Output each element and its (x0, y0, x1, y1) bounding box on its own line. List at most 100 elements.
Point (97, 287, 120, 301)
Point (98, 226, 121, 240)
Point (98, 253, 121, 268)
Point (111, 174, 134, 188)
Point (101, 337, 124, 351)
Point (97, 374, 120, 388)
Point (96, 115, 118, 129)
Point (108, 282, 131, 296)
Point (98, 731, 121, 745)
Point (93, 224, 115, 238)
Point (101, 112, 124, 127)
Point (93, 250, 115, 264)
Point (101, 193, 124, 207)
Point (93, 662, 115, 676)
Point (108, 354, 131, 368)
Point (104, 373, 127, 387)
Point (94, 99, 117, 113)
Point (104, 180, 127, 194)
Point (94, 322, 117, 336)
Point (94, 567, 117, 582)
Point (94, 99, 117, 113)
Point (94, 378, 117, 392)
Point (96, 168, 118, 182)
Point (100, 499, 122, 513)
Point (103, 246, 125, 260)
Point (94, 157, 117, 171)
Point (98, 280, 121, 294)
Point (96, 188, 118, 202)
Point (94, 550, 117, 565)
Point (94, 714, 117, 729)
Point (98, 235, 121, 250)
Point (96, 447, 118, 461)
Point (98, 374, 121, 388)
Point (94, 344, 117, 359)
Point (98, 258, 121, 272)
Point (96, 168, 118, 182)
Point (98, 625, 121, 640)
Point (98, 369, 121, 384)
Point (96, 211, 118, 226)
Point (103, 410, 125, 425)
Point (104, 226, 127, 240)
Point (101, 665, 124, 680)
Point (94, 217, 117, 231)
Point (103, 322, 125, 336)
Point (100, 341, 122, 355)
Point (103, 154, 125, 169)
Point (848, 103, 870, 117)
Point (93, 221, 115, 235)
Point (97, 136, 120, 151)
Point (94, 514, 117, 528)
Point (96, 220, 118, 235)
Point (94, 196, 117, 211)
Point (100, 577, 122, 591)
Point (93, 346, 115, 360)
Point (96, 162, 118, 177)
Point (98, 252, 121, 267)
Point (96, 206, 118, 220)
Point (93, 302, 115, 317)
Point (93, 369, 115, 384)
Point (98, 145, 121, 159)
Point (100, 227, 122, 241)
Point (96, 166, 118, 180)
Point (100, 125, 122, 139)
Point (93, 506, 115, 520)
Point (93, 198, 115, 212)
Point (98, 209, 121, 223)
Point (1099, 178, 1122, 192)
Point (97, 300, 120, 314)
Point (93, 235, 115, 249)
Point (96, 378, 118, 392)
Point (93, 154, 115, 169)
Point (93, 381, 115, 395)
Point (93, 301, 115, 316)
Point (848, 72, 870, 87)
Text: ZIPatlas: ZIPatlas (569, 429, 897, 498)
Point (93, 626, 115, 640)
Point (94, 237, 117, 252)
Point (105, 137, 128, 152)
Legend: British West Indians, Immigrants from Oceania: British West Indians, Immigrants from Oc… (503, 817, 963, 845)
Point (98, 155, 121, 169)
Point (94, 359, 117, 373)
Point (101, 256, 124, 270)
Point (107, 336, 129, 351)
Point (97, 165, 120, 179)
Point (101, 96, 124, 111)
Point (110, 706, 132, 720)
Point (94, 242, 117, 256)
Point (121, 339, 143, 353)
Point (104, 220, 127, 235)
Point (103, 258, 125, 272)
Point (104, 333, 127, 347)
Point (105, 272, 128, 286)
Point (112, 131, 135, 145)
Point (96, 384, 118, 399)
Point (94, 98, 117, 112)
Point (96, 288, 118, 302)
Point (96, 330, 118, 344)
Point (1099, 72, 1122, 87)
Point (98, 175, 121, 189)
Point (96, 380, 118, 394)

- - - - - - -

== What is being asked ==
Please reproduce every line of the data above verbatim, from the first line to the last.

== Response ==
Output each element and its (x0, y0, x1, y1) bounding box on its own line. List at most 100 elements.
Point (97, 287, 120, 301)
Point (98, 226, 121, 240)
Point (98, 253, 121, 268)
Point (111, 174, 134, 188)
Point (101, 337, 124, 351)
Point (97, 374, 120, 388)
Point (96, 115, 118, 129)
Point (108, 282, 131, 296)
Point (98, 731, 121, 745)
Point (93, 224, 115, 238)
Point (101, 112, 124, 127)
Point (93, 250, 115, 264)
Point (101, 193, 124, 207)
Point (93, 662, 115, 676)
Point (108, 354, 131, 368)
Point (104, 373, 127, 387)
Point (94, 99, 117, 113)
Point (104, 180, 127, 194)
Point (94, 322, 117, 336)
Point (94, 567, 117, 582)
Point (94, 99, 117, 113)
Point (94, 378, 117, 392)
Point (96, 168, 118, 182)
Point (100, 499, 122, 513)
Point (103, 246, 125, 260)
Point (94, 157, 117, 171)
Point (98, 280, 121, 294)
Point (96, 188, 118, 202)
Point (94, 550, 117, 565)
Point (94, 714, 117, 729)
Point (98, 235, 121, 250)
Point (96, 447, 118, 461)
Point (98, 374, 121, 388)
Point (94, 344, 117, 359)
Point (98, 258, 121, 272)
Point (96, 168, 118, 182)
Point (98, 625, 121, 640)
Point (98, 369, 121, 384)
Point (96, 211, 118, 226)
Point (103, 410, 125, 425)
Point (104, 226, 127, 240)
Point (101, 665, 124, 680)
Point (94, 217, 117, 231)
Point (103, 322, 125, 336)
Point (100, 341, 122, 355)
Point (103, 154, 125, 169)
Point (848, 103, 870, 117)
Point (93, 221, 115, 235)
Point (97, 136, 120, 151)
Point (94, 514, 117, 528)
Point (96, 220, 118, 235)
Point (94, 196, 117, 211)
Point (100, 577, 122, 591)
Point (93, 346, 115, 360)
Point (96, 162, 118, 177)
Point (98, 252, 121, 267)
Point (96, 206, 118, 220)
Point (93, 302, 115, 317)
Point (93, 369, 115, 384)
Point (98, 145, 121, 159)
Point (100, 227, 122, 241)
Point (96, 166, 118, 180)
Point (100, 125, 122, 139)
Point (93, 506, 115, 520)
Point (93, 198, 115, 212)
Point (98, 209, 121, 223)
Point (1099, 178, 1122, 192)
Point (97, 300, 120, 314)
Point (93, 235, 115, 249)
Point (96, 378, 118, 392)
Point (93, 154, 115, 169)
Point (93, 381, 115, 395)
Point (93, 301, 115, 316)
Point (848, 72, 870, 87)
Text: ZIPatlas: ZIPatlas (569, 429, 897, 498)
Point (93, 626, 115, 640)
Point (94, 237, 117, 252)
Point (105, 137, 128, 152)
Legend: British West Indians, Immigrants from Oceania: British West Indians, Immigrants from Oc… (503, 817, 963, 845)
Point (98, 155, 121, 169)
Point (94, 359, 117, 373)
Point (101, 256, 124, 270)
Point (107, 336, 129, 351)
Point (97, 165, 120, 179)
Point (101, 96, 124, 111)
Point (110, 706, 132, 720)
Point (94, 242, 117, 256)
Point (121, 339, 143, 353)
Point (104, 220, 127, 235)
Point (103, 258, 125, 272)
Point (104, 333, 127, 347)
Point (105, 272, 128, 286)
Point (112, 131, 135, 145)
Point (96, 384, 118, 399)
Point (94, 98, 117, 112)
Point (96, 288, 118, 302)
Point (96, 330, 118, 344)
Point (1099, 72, 1122, 87)
Point (98, 175, 121, 189)
Point (96, 380, 118, 394)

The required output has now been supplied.